STATED TASK
Repeat the listing exactly as given, omitting every image.

★ ★ ★ ★

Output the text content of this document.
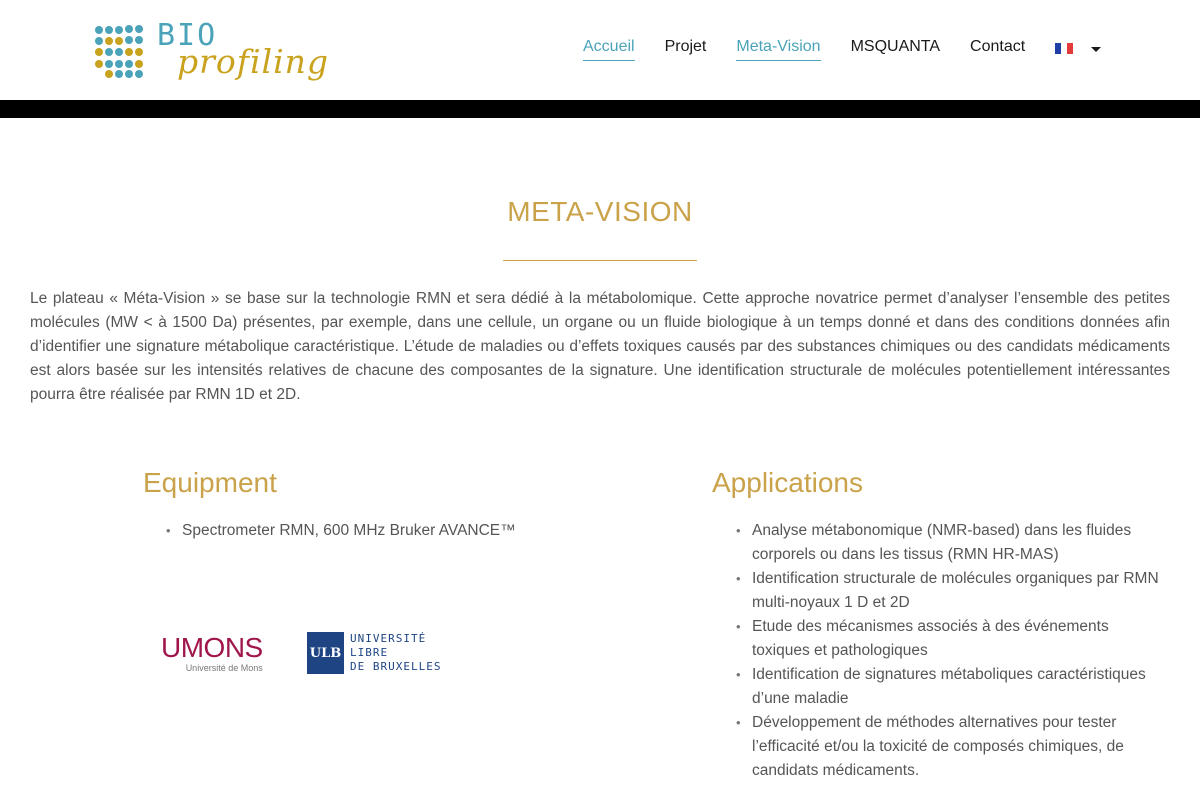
BIO
profiling	Accueil Projet Meta-Vision MSQUANTA Contact
META-VISION
Le plateau « Méta-Vision » se base sur la technologie RMN et sera dédié à la métabolomique. Cette approche novatrice permet d’analyser l’ensemble des petites molécules (MW < à 1500 Da) présentes, par exemple, dans une cellule, un organe ou un fluide biologique à un temps donné et dans des conditions données afin d’identifier une signature métabolique caractéristique. L’étude de maladies ou d’effets toxiques causés par des substances chimiques ou des candidats médicaments est alors basée sur les intensités relatives de chacune des composantes de la signature. Une identification structurale de molécules potentiellement intéressantes pourra être réalisée par RMN 1D et 2D.
Equipment
• Spectrometer RMN, 600 MHz Bruker AVANCE™
Applications
• Analyse métabonomique (NMR-based) dans les fluides corporels ou dans les tissus (RMN HR-MAS)
• Identification structurale de molécules organiques par RMN multi-noyaux 1 D et 2D
• Etude des mécanismes associés à des événements toxiques et pathologiques
• Identification de signatures métaboliques caractéristiques d’une maladie
• Développement de méthodes alternatives pour tester l’efficacité et/ou la toxicité de composés chimiques, de candidats médicaments.
UMONS
Université de Mons
ULB
UNIVERSITÉ
LIBRE
DE BRUXELLES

★ ★ ★ ★

TASK ANSWER
Output the text content of this document.
BIO
profiling	Accueil Projet Meta-Vision MSQUANTA Contact
META-VISION
Le plateau « Méta-Vision » se base sur la technologie RMN et sera dédié à la métabolomique. Cette approche novatrice permet d’analyser l’ensemble des petites molécules (MW < à 1500 Da) présentes, par exemple, dans une cellule, un organe ou un fluide biologique à un temps donné et dans des conditions données afin d’identifier une signature métabolique caractéristique. L’étude de maladies ou d’effets toxiques causés par des substances chimiques ou des candidats médicaments est alors basée sur les intensités relatives de chacune des composantes de la signature. Une identification structurale de molécules potentiellement intéressantes pourra être réalisée par RMN 1D et 2D.
Equipment
• Spectrometer RMN, 600 MHz Bruker AVANCE™
Applications
• Analyse métabonomique (NMR-based) dans les fluides corporels ou dans les tissus (RMN HR-MAS)
• Identification structurale de molécules organiques par RMN multi-noyaux 1 D et 2D
• Etude des mécanismes associés à des événements toxiques et pathologiques
• Identification de signatures métaboliques caractéristiques d’une maladie
• Développement de méthodes alternatives pour tester l’efficacité et/ou la toxicité de composés chimiques, de candidats médicaments.
UMONS
Université de Mons
ULB
UNIVERSITÉ
LIBRE
DE BRUXELLES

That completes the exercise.